Quote, verbatim, all material below, without pictures.

● **RECORDS PROVIDED**:
━━━━━━━━━━━━━━━━━━━━━━━━━━━━━━
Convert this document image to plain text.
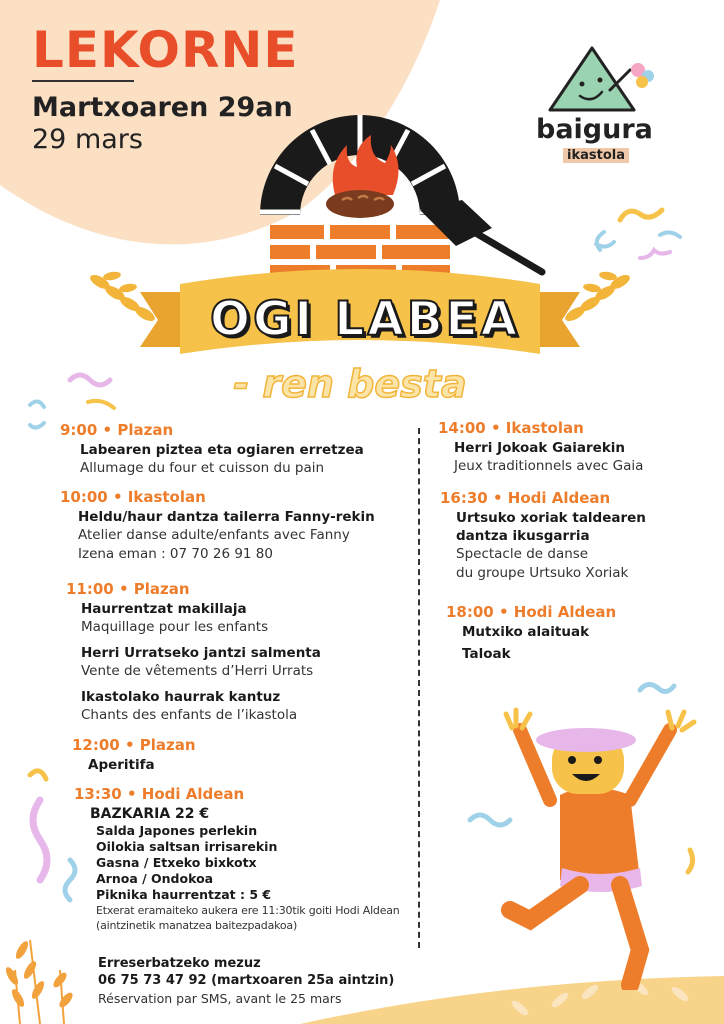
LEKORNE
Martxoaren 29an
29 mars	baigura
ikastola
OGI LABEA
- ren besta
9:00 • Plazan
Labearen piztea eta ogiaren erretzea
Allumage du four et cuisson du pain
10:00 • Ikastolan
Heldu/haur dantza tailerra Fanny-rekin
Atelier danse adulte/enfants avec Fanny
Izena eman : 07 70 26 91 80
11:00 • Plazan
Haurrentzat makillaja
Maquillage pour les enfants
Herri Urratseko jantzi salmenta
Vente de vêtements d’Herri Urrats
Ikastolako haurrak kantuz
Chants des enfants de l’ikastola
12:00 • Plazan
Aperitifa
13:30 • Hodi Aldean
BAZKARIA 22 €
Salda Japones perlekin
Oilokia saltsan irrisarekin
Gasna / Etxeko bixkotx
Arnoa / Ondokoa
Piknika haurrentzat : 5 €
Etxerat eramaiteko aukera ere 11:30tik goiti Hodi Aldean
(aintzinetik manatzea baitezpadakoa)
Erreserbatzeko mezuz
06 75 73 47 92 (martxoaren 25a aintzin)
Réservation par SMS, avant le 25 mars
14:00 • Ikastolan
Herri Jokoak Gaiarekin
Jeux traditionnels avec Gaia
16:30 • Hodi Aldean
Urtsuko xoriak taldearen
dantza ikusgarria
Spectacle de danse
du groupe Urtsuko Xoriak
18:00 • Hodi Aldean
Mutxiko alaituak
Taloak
━━━━━━━━━━━━━━━━━━━━━━━━━━━━━━
● **SOLUTION**:
Convert this document image to plain text.
LEKORNE
Martxoaren 29an
29 mars	baigura
ikastola
OGI LABEA
- ren besta
9:00 • Plazan
Labearen piztea eta ogiaren erretzea
Allumage du four et cuisson du pain
10:00 • Ikastolan
Heldu/haur dantza tailerra Fanny-rekin
Atelier danse adulte/enfants avec Fanny
Izena eman : 07 70 26 91 80
11:00 • Plazan
Haurrentzat makillaja
Maquillage pour les enfants
Herri Urratseko jantzi salmenta
Vente de vêtements d’Herri Urrats
Ikastolako haurrak kantuz
Chants des enfants de l’ikastola
12:00 • Plazan
Aperitifa
13:30 • Hodi Aldean
BAZKARIA 22 €
Salda Japones perlekin
Oilokia saltsan irrisarekin
Gasna / Etxeko bixkotx
Arnoa / Ondokoa
Piknika haurrentzat : 5 €
Etxerat eramaiteko aukera ere 11:30tik goiti Hodi Aldean
(aintzinetik manatzea baitezpadakoa)
Erreserbatzeko mezuz
06 75 73 47 92 (martxoaren 25a aintzin)
Réservation par SMS, avant le 25 mars
14:00 • Ikastolan
Herri Jokoak Gaiarekin
Jeux traditionnels avec Gaia
16:30 • Hodi Aldean
Urtsuko xoriak taldearen
dantza ikusgarria
Spectacle de danse
du groupe Urtsuko Xoriak
18:00 • Hodi Aldean
Mutxiko alaituak
Taloak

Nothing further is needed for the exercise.